INSTRUCTIONS FOR THE TASK | Below are entries; tally how many lines hold the string "smoothing" and answer with only that figure.

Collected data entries

—————

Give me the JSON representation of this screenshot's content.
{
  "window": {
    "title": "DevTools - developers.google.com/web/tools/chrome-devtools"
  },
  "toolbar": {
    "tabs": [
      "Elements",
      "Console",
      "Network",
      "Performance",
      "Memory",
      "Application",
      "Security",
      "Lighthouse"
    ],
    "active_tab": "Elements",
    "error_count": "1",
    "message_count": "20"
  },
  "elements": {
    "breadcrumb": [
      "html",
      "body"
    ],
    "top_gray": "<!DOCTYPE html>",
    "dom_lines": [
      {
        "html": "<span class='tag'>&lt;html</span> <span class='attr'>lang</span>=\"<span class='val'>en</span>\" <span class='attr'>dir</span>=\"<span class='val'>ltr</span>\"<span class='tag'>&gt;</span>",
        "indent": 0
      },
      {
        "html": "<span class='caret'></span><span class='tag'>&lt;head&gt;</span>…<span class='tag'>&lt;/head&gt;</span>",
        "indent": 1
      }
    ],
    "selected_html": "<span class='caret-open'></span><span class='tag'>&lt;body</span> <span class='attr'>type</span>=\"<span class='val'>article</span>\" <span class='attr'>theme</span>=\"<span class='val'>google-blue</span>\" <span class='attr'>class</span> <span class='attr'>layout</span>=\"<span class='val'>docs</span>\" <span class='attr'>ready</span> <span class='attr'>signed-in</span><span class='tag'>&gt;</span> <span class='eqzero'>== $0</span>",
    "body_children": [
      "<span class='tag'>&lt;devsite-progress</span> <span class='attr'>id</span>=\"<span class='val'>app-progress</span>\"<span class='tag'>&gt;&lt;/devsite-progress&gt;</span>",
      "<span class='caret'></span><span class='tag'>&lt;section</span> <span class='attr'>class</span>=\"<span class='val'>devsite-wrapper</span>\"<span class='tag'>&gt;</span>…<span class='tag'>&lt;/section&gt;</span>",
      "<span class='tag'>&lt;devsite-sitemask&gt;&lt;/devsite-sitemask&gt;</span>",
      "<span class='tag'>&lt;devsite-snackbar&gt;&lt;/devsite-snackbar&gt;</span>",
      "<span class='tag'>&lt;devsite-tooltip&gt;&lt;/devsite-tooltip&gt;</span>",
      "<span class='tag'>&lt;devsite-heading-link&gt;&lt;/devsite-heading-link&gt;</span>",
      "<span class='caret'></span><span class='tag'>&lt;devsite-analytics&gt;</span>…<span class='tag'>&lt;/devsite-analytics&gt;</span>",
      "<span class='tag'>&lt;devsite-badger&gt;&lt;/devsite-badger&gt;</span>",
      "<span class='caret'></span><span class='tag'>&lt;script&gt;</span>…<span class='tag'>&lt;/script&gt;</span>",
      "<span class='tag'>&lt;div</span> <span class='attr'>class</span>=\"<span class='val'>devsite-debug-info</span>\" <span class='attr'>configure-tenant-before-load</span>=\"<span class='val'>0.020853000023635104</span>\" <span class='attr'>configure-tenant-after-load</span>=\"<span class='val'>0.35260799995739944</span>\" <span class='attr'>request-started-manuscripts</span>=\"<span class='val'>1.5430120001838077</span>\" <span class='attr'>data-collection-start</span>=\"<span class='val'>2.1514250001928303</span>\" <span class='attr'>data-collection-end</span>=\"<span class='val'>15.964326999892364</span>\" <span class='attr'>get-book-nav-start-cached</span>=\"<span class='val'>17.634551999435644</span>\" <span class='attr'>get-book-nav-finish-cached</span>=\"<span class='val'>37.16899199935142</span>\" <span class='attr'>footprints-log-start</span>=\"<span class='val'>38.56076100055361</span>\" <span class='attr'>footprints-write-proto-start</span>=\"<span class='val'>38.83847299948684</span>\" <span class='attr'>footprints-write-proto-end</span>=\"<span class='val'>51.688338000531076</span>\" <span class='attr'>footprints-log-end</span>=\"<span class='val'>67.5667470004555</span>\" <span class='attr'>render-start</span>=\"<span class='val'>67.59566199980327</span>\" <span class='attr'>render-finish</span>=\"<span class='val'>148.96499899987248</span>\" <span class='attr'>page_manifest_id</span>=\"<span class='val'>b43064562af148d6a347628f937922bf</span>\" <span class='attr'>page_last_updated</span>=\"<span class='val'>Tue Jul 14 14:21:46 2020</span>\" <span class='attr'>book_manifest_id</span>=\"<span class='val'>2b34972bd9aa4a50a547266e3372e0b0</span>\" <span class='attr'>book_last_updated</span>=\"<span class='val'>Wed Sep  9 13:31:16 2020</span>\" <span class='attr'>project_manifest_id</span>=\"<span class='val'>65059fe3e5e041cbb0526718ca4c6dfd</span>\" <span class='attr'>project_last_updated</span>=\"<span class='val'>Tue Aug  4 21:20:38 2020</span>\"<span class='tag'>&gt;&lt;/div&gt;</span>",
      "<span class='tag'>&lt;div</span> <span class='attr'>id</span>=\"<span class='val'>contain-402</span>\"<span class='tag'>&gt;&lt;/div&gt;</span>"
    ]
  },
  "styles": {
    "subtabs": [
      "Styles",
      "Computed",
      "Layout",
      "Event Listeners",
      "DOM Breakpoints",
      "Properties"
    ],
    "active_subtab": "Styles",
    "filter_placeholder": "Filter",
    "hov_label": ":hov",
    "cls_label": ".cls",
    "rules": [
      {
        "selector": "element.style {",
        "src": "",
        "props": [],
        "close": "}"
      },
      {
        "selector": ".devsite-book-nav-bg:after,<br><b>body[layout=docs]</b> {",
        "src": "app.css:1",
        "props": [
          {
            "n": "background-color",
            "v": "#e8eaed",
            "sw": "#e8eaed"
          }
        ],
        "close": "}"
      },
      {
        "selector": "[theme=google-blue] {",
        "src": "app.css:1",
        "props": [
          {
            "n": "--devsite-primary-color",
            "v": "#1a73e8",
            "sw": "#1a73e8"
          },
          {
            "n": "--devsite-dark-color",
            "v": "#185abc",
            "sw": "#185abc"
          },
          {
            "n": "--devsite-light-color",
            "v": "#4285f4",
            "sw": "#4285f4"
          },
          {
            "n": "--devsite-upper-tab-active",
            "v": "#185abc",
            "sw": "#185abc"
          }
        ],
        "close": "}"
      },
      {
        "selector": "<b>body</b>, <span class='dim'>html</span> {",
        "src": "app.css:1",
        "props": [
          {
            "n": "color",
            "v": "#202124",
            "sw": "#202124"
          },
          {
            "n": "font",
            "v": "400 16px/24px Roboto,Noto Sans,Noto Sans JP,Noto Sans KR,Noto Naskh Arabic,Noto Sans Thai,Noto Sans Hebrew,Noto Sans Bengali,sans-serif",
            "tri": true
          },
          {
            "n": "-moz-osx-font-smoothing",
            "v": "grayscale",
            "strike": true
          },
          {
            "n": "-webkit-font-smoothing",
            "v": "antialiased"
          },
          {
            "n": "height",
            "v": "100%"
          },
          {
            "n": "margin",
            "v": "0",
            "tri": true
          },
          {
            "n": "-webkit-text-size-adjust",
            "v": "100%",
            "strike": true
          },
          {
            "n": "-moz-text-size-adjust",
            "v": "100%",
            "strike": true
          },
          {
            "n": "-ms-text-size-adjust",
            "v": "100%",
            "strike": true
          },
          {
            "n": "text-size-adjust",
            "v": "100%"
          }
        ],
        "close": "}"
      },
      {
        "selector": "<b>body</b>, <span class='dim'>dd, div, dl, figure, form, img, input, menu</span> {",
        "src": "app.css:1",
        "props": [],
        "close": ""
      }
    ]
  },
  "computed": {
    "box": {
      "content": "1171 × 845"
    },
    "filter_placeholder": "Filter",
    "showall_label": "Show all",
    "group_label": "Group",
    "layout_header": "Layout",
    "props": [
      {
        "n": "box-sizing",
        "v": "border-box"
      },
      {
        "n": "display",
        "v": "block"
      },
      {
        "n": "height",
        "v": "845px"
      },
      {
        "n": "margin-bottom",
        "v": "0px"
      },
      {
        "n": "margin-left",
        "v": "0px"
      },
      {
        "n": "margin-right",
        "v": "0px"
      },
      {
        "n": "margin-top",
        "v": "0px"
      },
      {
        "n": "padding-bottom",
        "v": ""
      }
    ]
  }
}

—————

ANSWER TO THE PROBLEM | 2